**Task goal**
Pull out every line with the word "trực".

-- Start --

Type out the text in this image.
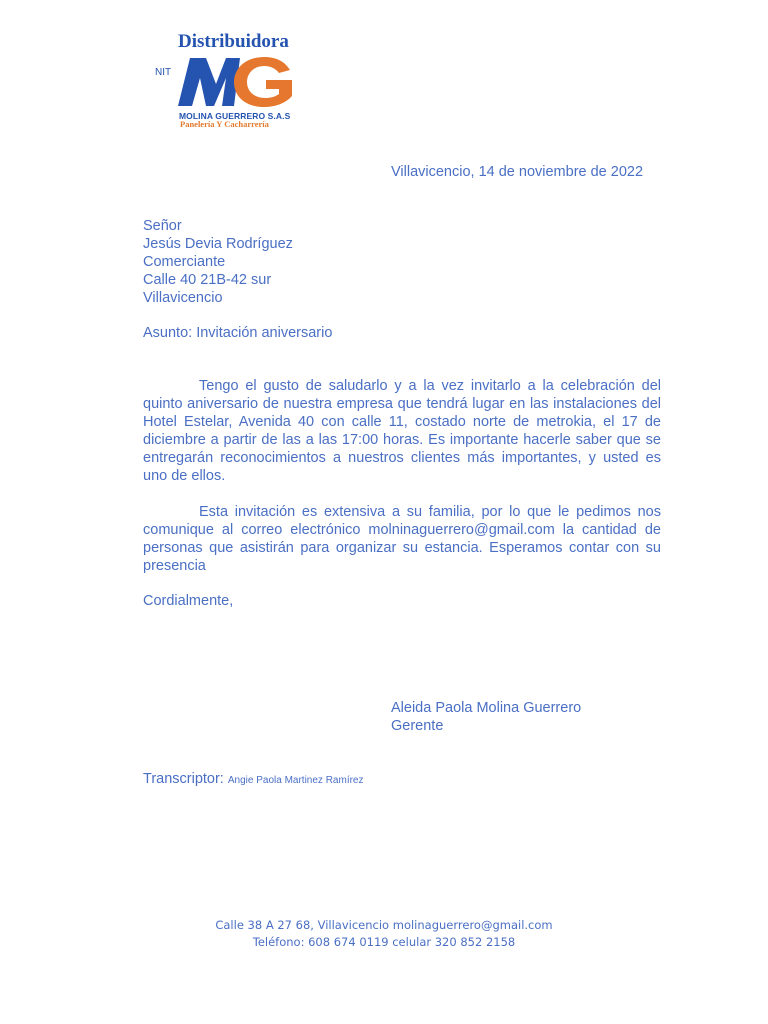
Distribuidora
NIT
MOLINA GUERRERO S.A.S
Panelería Y Cacharrería
Villavicencio, 14 de noviembre de 2022
Señor
Jesús Devia Rodríguez
Comerciante
Calle 40 21B-42 sur
Villavicencio
Asunto: Invitación aniversario
Tengo el gusto de saludarlo y a la vez invitarlo a la celebración del quinto aniversario de nuestra empresa que tendrá lugar en las instalaciones del Hotel Estelar, Avenida 40 con calle 11, costado norte de metrokia, el 17 de diciembre a partir de las a las 17:00 horas. Es importante hacerle saber que se entregarán reconocimientos a nuestros clientes más importantes, y usted es uno de ellos.
Esta invitación es extensiva a su familia, por lo que le pedimos nos comunique al correo electrónico molninaguerrero@gmail.com la cantidad de personas que asistirán para organizar su estancia. Esperamos contar con su presencia
Cordialmente,
Aleida Paola Molina Guerrero
Gerente
Transcriptor: Angie Paola Martinez Ramírez
Calle 38 A 27 68, Villavicencio molinaguerrero@gmail.com
Teléfono: 608 674 0119 celular 320 852 2158
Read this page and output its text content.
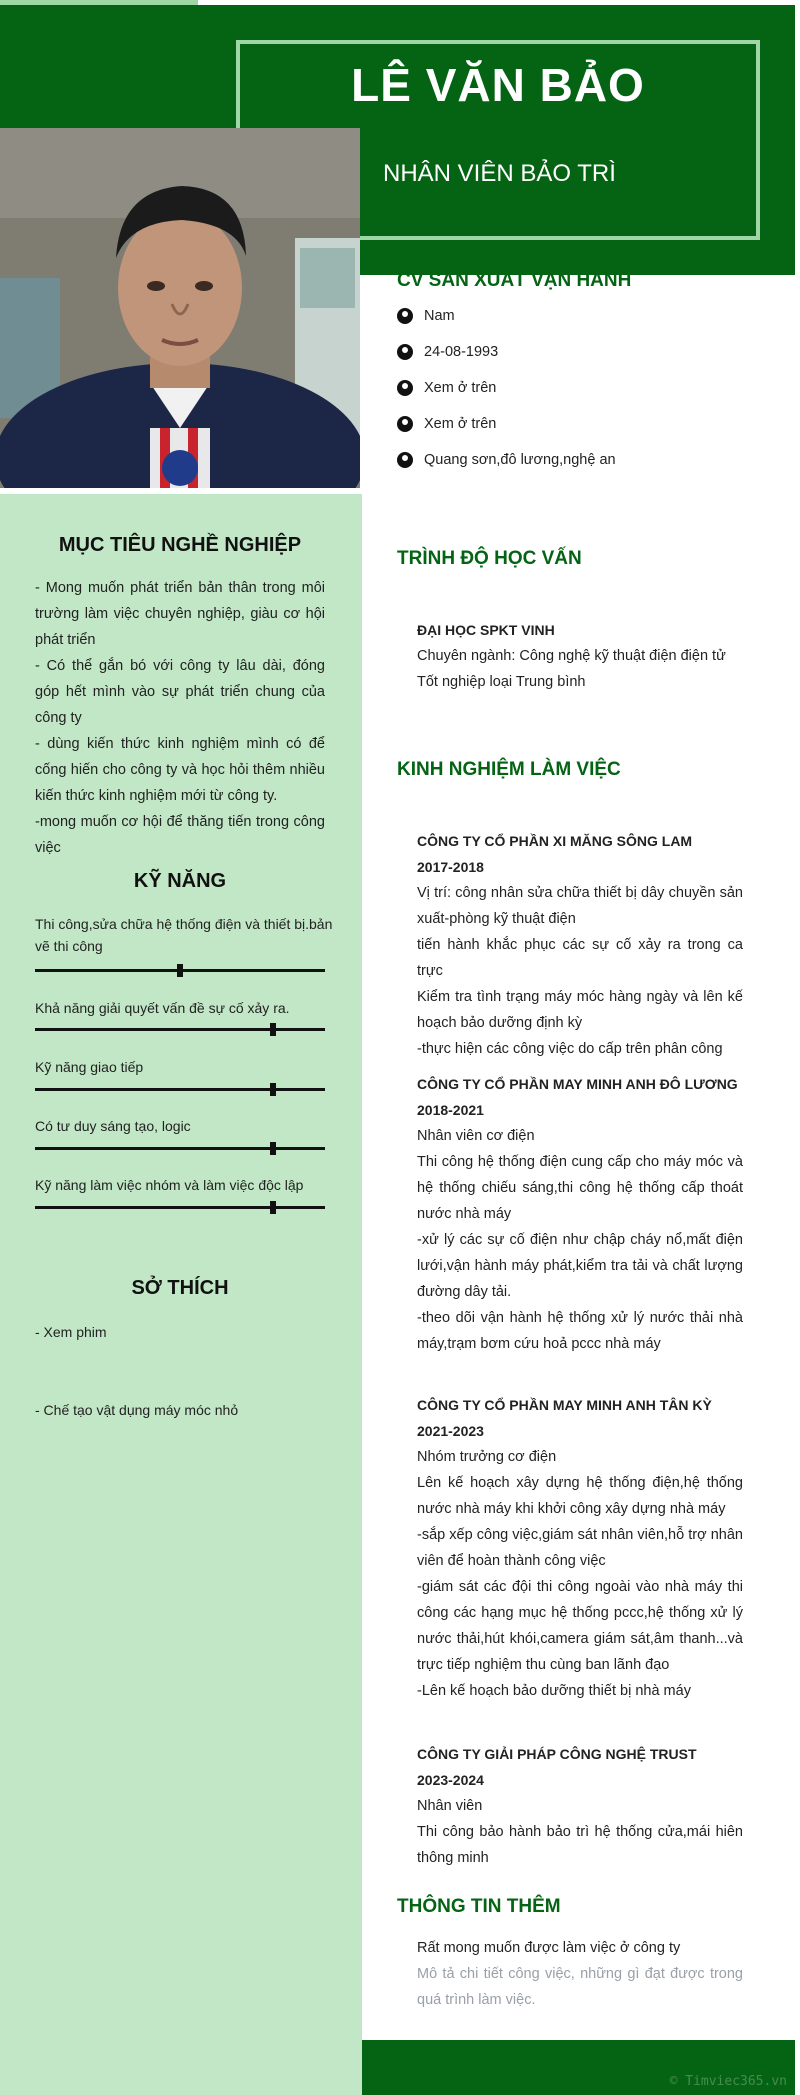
LÊ VĂN BẢO
NHÂN VIÊN BẢO TRÌ
MỤC TIÊU NGHỀ NGHIỆP
- Mong muốn phát triển bản thân trong môi trường làm việc chuyên nghiệp, giàu cơ hội phát triển
- Có thể gắn bó với công ty lâu dài, đóng góp hết mình vào sự phát triển chung của công ty
- dùng kiến thức kinh nghiệm mình có để cống hiến cho công ty và học hỏi thêm nhiều kiến thức kinh nghiệm mới từ công ty.
-mong muốn cơ hội để thăng tiến trong công việc
KỸ NĂNG
Thi công,sửa chữa hệ thống điện và thiết bị.bản vẽ thi công
Khả năng giải quyết vấn đề sự cố xảy ra.
Kỹ năng giao tiếp
Có tư duy sáng tạo, logic
Kỹ năng làm việc nhóm và làm việc độc lập
SỞ THÍCH
- Xem phim
- Chế tạo vật dụng máy móc nhỏ
CV SẢN XUẤT VẬN HÀNH
Nam
24-08-1993
Xem ở trên
Xem ở trên
Quang sơn,đô lương,nghệ an
TRÌNH ĐỘ HỌC VẤN
ĐẠI HỌC SPKT VINH
Chuyên ngành: Công nghệ kỹ thuật điện điện tử
Tốt nghiệp loại Trung bình
KINH NGHIỆM LÀM VIỆC
CÔNG TY CỔ PHẦN XI MĂNG SÔNG LAM
2017-2018
Vị trí: công nhân sửa chữa thiết bị dây chuyền sản xuất-phòng kỹ thuật điện
tiến hành khắc phục các sự cố xảy ra trong ca trực
Kiểm tra tình trạng máy móc hàng ngày và lên kế hoạch bảo dưỡng định kỳ
-thực hiện các công việc do cấp trên phân công
CÔNG TY CỔ PHẦN MAY MINH ANH ĐÔ LƯƠNG
2018-2021
Nhân viên cơ điện
Thi công hệ thống điện cung cấp cho máy móc và hệ thống chiếu sáng,thi công hệ thống cấp thoát nước nhà máy
-xử lý các sự cố điện như chập cháy nổ,mất điện lưới,vận hành máy phát,kiểm tra tải và chất lượng đường dây tải.
-theo dõi vận hành hệ thống xử lý nước thải nhà máy,trạm bơm cứu hoả pccc nhà máy
CÔNG TY CỔ PHẦN MAY MINH ANH TÂN KỲ
2021-2023
Nhóm trưởng cơ điện
Lên kế hoạch xây dựng hệ thống điện,hệ thống nước nhà máy khi khởi công xây dựng nhà máy
-sắp xếp công việc,giám sát nhân viên,hỗ trợ nhân viên để hoàn thành công việc
-giám sát các đội thi công ngoài vào nhà máy thi công các hạng mục hệ thống pccc,hệ thống xử lý nước thải,hút khói,camera giám sát,âm thanh...và trực tiếp nghiệm thu cùng ban lãnh đạo
-Lên kế hoạch bảo dưỡng thiết bị nhà máy
CÔNG TY GIẢI PHÁP CÔNG NGHỆ TRUST
2023-2024
Nhân viên
Thi công bảo hành bảo trì hệ thống cửa,mái hiên thông minh
THÔNG TIN THÊM
Rất mong muốn được làm việc ở công ty
Mô tả chi tiết công việc, những gì đạt được trong quá trình làm việc.
© Timviec365.vn
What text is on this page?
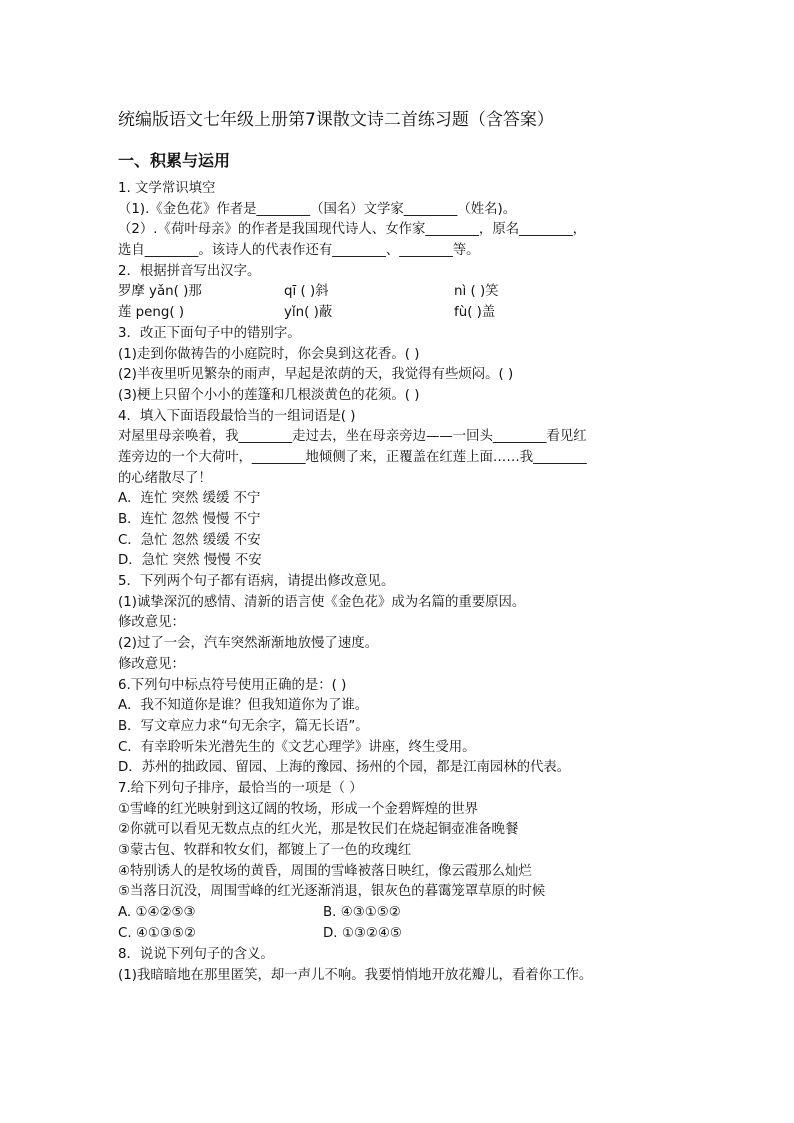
统编版语文七年级上册第7课散文诗二首练习题（含答案）
一、积累与运用
1. 文学常识填空
（1).《金色花》作者是________（国名）文学家________（姓名)。
（2）.《荷叶母亲》的作者是我国现代诗人、女作家________，原名________，
选自________。该诗人的代表作还有________、________等。
2．根据拼音写出汉字。
罗摩 yǎn( )那	qī ( )斜	nì ( )笑
莲 peng( )	yǐn( )蔽	fù( )盖
3．改正下面句子中的错别字。
(1)走到你做祷告的小庭院时，你会臭到这花香。( )
(2)半夜里听见繁杂的雨声，早起是浓荫的天，我觉得有些烦闷。( )
(3)梗上只留个小小的莲篷和几根淡黄色的花须。( )
4．填入下面语段最恰当的一组词语是( )
对屋里母亲唤着，我________走过去，坐在母亲旁边——一回头________看见红
莲旁边的一个大荷叶，________地倾侧了来，正覆盖在红莲上面……我________
的心绪散尽了！
A．连忙 突然 缓缓 不宁
B．连忙 忽然 慢慢 不宁
C．急忙 忽然 缓缓 不安
D．急忙 突然 慢慢 不安
5．下列两个句子都有语病，请提出修改意见。
(1)诚挚深沉的感情、清新的语言使《金色花》成为名篇的重要原因。
修改意见：
(2)过了一会，汽车突然渐渐地放慢了速度。
修改意见：
6.下列句中标点符号使用正确的是：( )
A．我不知道你是谁？但我知道你为了谁。
B．写文章应力求“句无余字，篇无长语”。
C．有幸聆听朱光潜先生的《文艺心理学》讲座，终生受用。
D．苏州的拙政园、留园、上海的豫园、扬州的个园，都是江南园林的代表。
7.给下列句子排序，最恰当的一项是（ ）
①雪峰的红光映射到这辽阔的牧场，形成一个金碧辉煌的世界
②你就可以看见无数点点的红火光，那是牧民们在烧起铜壶准备晚餐
③蒙古包、牧群和牧女们，都镀上了一色的玫瑰红
④特别诱人的是牧场的黄昏，周围的雪峰被落日映红，像云霞那么灿烂
⑤当落日沉没，周围雪峰的红光逐渐消退，银灰色的暮霭笼罩草原的时候
A. ①④②⑤③	B. ④③①⑤②
C. ④①③⑤②	D. ①③②④⑤
8．说说下列句子的含义。
(1)我暗暗地在那里匿笑，却一声儿不响。我要悄悄地开放花瓣儿，看着你工作。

-- End --

**Written answer**
tiến hành khắc phục các sự cố xảy ra trong ca trực
-giám sát các đội thi công ngoài vào nhà máy thi công các hạng mục hệ thống pccc,hệ thống xử lý nước thải,hút khói,camera giám sát,âm thanh...và trực tiếp nghiệm thu cùng ban lãnh đạo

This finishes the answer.